▸ **What you will do**:
Take each line that has the word "RSQUARE" and return it.

▸ **Recorded information**:
• • • • • • •

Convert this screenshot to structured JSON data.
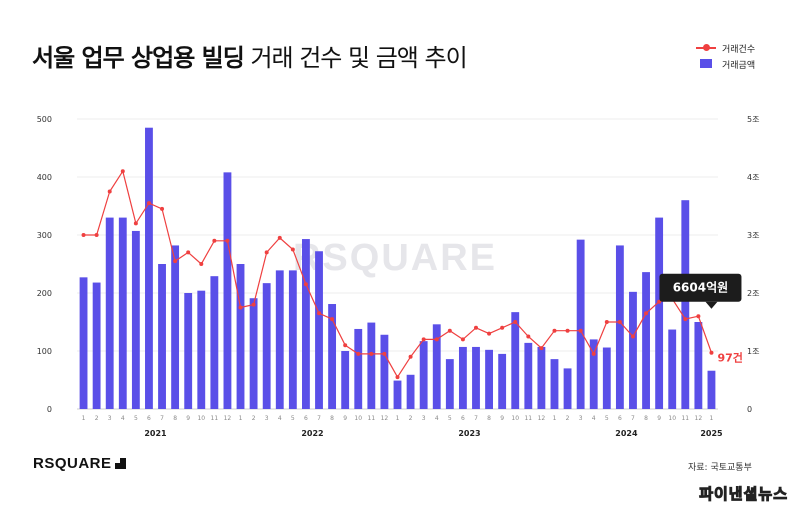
{
  "title": {
    "bold": "서울 업무 상업용 빌딩",
    "normal": "거래 건수 및 금액 추이"
  },
  "legend": {
    "count": "거래건수",
    "amount": "거래금액"
  },
  "brand": "RSQUARE",
  "watermark_logo": "RSQUARE",
  "source": "자료: 국토교통부",
  "watermark_bottom": "파이낸셜뉴스",
  "colors": {
    "bar": "#5a4fe8",
    "line": "#ef4040",
    "callout": "#1c1c1c"
  },
  "chart_data": {
    "type": "bar+line",
    "categories": [
      "1",
      "2",
      "3",
      "4",
      "5",
      "6",
      "7",
      "8",
      "9",
      "10",
      "11",
      "12",
      "1",
      "2",
      "3",
      "4",
      "5",
      "6",
      "7",
      "8",
      "9",
      "10",
      "11",
      "12",
      "1",
      "2",
      "3",
      "4",
      "5",
      "6",
      "7",
      "8",
      "9",
      "10",
      "11",
      "12",
      "1",
      "2",
      "3",
      "4",
      "5",
      "6",
      "7",
      "8",
      "9",
      "10",
      "11",
      "12",
      "1"
    ],
    "years": [
      {
        "label": "2021",
        "index": 5.5
      },
      {
        "label": "2022",
        "index": 17.5
      },
      {
        "label": "2023",
        "index": 29.5
      },
      {
        "label": "2024",
        "index": 41.5
      },
      {
        "label": "2025",
        "index": 48
      }
    ],
    "left_axis": {
      "ticks": [
        "0",
        "100",
        "200",
        "300",
        "400",
        "500"
      ],
      "ylim": [
        0,
        500
      ]
    },
    "right_axis": {
      "ticks": [
        "0",
        "1조",
        "2조",
        "3조",
        "4조",
        "5조"
      ],
      "ylim": [
        0,
        5
      ]
    },
    "series": [
      {
        "name": "거래건수",
        "type": "line",
        "axis": "left",
        "values": [
          300,
          300,
          375,
          410,
          320,
          355,
          345,
          255,
          270,
          250,
          290,
          290,
          175,
          180,
          270,
          295,
          275,
          215,
          165,
          155,
          110,
          95,
          95,
          95,
          55,
          90,
          120,
          120,
          135,
          120,
          140,
          130,
          140,
          150,
          125,
          105,
          135,
          135,
          135,
          95,
          150,
          150,
          125,
          165,
          185,
          190,
          155,
          160,
          97
        ]
      },
      {
        "name": "거래금액",
        "type": "bar",
        "axis": "right",
        "unit": "조",
        "values": [
          2.27,
          2.18,
          3.3,
          3.3,
          3.07,
          4.85,
          2.5,
          2.82,
          2.0,
          2.04,
          2.29,
          4.08,
          2.5,
          1.91,
          2.17,
          2.39,
          2.39,
          2.93,
          2.72,
          1.81,
          1.0,
          1.38,
          1.49,
          1.28,
          0.49,
          0.59,
          1.17,
          1.46,
          0.86,
          1.07,
          1.07,
          1.02,
          0.95,
          1.67,
          1.14,
          1.07,
          0.86,
          0.7,
          2.92,
          1.2,
          1.06,
          2.82,
          2.02,
          2.36,
          3.3,
          1.37,
          3.6,
          1.5,
          0.66
        ]
      }
    ],
    "annotations": [
      {
        "text": "6604억원",
        "series": "거래금액",
        "index": 48
      },
      {
        "text": "97건",
        "series": "거래건수",
        "index": 48
      }
    ],
    "grid": true,
    "legend_position": "top-right"
  }
}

• • • • • • •

▸ **Written response**:
  "brand": "RSQUARE",
  "watermark_logo": "RSQUARE",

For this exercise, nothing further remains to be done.